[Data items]
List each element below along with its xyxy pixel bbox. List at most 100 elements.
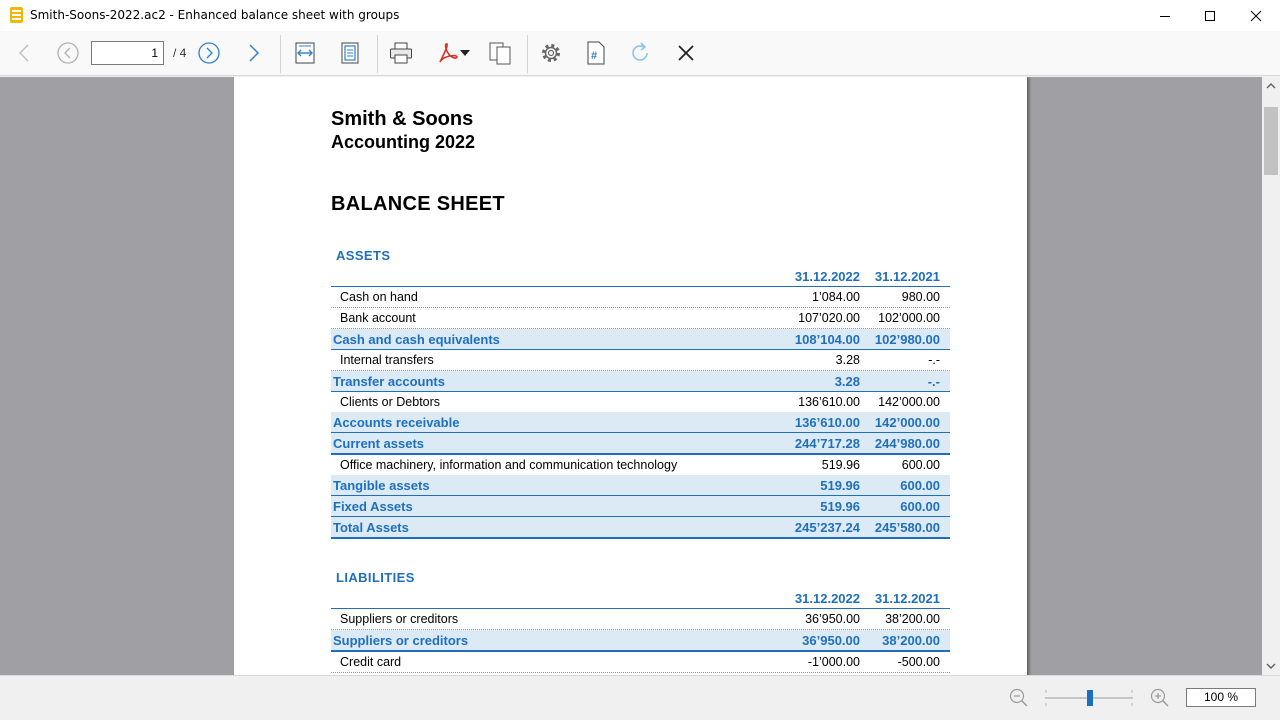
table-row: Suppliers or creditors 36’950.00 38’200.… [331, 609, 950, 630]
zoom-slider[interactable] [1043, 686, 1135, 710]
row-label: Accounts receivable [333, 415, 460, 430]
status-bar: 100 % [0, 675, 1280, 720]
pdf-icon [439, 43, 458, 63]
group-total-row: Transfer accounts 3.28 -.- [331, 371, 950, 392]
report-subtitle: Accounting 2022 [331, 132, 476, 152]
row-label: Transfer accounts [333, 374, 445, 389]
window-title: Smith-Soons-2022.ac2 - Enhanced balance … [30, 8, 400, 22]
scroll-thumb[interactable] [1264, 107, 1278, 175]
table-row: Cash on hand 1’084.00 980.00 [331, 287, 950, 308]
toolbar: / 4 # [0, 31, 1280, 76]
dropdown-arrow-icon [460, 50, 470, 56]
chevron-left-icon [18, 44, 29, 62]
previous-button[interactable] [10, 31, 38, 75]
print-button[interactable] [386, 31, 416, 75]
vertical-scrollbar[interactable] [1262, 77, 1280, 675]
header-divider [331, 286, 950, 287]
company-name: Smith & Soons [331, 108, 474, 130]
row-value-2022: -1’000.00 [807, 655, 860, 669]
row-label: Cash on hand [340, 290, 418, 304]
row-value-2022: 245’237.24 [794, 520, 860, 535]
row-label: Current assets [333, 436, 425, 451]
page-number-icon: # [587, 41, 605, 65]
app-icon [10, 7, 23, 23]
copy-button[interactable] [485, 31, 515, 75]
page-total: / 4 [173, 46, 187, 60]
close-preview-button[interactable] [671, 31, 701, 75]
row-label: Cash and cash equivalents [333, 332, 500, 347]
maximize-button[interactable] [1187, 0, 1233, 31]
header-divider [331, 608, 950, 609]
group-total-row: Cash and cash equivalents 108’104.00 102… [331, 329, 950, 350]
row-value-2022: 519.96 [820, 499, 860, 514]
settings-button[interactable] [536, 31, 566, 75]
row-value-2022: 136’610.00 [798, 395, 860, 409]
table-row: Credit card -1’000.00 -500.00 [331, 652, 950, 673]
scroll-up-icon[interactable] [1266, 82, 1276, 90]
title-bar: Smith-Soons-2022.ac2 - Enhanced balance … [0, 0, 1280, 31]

• What the task requires:
Edit the data items above so that "Cash on hand" becomes "Petty cash" wherever it appears, and write out every item again with nothing else changed. Leave the pictures out of your answer.

• Finished task:
List each element below along with its xyxy pixel bbox. List at most 100 elements.
table-row: Suppliers or creditors 36’950.00 38’200.… [331, 609, 950, 630]
zoom-slider[interactable] [1043, 686, 1135, 710]
row-label: Accounts receivable [333, 415, 460, 430]
status-bar: 100 % [0, 675, 1280, 720]
pdf-icon [439, 43, 458, 63]
group-total-row: Transfer accounts 3.28 -.- [331, 371, 950, 392]
report-subtitle: Accounting 2022 [331, 132, 476, 152]
row-label: Transfer accounts [333, 374, 445, 389]
window-title: Smith-Soons-2022.ac2 - Enhanced balance … [30, 8, 400, 22]
scroll-thumb[interactable] [1264, 107, 1278, 175]
table-row: Petty cash 1’084.00 980.00 [331, 287, 950, 308]
toolbar: / 4 # [0, 31, 1280, 76]
dropdown-arrow-icon [460, 50, 470, 56]
chevron-left-icon [18, 44, 29, 62]
previous-button[interactable] [10, 31, 38, 75]
print-button[interactable] [386, 31, 416, 75]
vertical-scrollbar[interactable] [1262, 77, 1280, 675]
header-divider [331, 286, 950, 287]
company-name: Smith & Soons [331, 108, 474, 130]
row-value-2022: -1’000.00 [807, 655, 860, 669]
row-label: Petty cash [340, 290, 418, 304]
row-value-2022: 245’237.24 [794, 520, 860, 535]
row-label: Current assets [333, 436, 425, 451]
page-number-icon: # [587, 41, 605, 65]
app-icon [10, 7, 23, 23]
copy-button[interactable] [485, 31, 515, 75]
page-total: / 4 [173, 46, 187, 60]
close-preview-button[interactable] [671, 31, 701, 75]
row-label: Cash and cash equivalents [333, 332, 500, 347]
maximize-button[interactable] [1187, 0, 1233, 31]
header-divider [331, 608, 950, 609]
group-total-row: Cash and cash equivalents 108’104.00 102… [331, 329, 950, 350]
row-value-2022: 519.96 [820, 499, 860, 514]
settings-button[interactable] [536, 31, 566, 75]
row-value-2022: 136’610.00 [798, 395, 860, 409]
table-row: Credit card -1’000.00 -500.00 [331, 652, 950, 673]
scroll-up-icon[interactable] [1266, 82, 1276, 90]
title-bar: Smith-Soons-2022.ac2 - Enhanced balance … [0, 0, 1280, 31]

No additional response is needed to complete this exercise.